State how many lines of the listing below include the word "JSON". Give only the number.

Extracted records
━━━━━━
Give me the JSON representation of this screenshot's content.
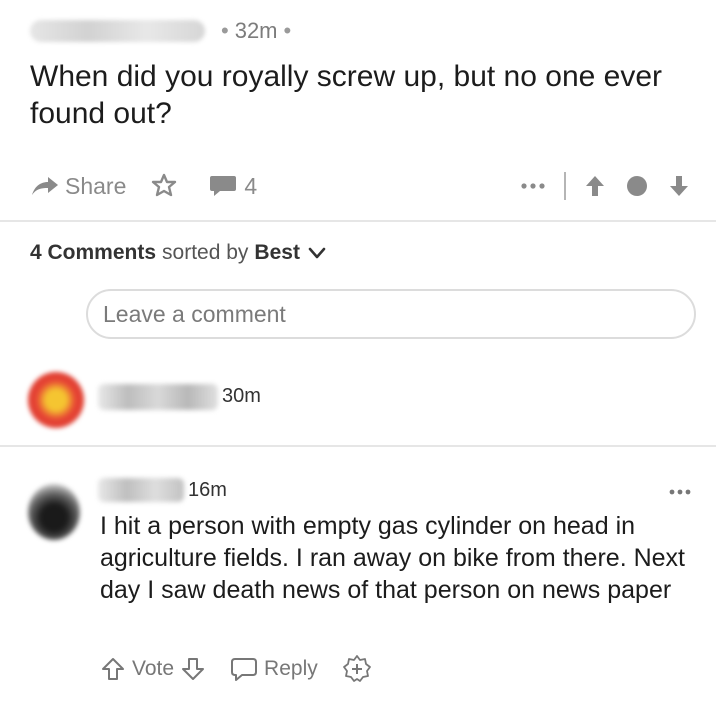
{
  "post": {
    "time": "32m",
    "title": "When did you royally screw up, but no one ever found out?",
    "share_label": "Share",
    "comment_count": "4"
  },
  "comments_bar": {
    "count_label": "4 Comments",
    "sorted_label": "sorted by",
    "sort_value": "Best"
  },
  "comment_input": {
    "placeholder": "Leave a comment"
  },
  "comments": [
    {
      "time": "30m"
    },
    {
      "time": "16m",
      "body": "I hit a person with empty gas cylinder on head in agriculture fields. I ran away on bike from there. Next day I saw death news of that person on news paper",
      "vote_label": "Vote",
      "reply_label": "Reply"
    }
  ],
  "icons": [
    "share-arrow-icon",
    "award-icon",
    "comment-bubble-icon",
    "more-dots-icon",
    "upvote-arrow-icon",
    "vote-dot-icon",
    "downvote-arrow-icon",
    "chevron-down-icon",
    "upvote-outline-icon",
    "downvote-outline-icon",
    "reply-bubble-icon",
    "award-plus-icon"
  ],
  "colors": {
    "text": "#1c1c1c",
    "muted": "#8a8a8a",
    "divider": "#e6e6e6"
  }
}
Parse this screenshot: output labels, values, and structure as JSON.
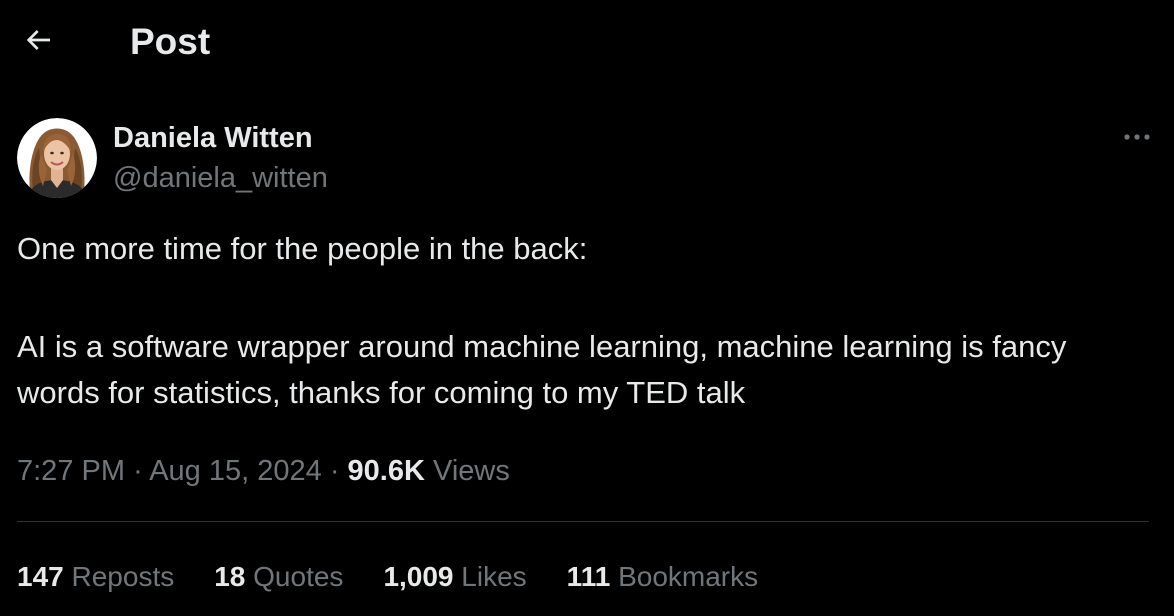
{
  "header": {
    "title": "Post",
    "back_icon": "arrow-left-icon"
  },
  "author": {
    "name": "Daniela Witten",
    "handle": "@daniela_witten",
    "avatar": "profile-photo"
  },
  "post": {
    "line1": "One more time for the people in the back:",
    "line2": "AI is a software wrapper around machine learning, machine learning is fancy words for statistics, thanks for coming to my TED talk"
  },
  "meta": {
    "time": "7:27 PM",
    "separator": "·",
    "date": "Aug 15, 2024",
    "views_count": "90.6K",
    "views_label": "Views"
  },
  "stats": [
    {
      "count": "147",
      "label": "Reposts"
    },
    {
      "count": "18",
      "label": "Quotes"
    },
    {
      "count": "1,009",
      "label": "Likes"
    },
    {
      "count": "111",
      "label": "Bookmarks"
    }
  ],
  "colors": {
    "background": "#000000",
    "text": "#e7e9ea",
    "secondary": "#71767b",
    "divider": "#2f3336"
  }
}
━━━━━━
> _Exercise answer_
2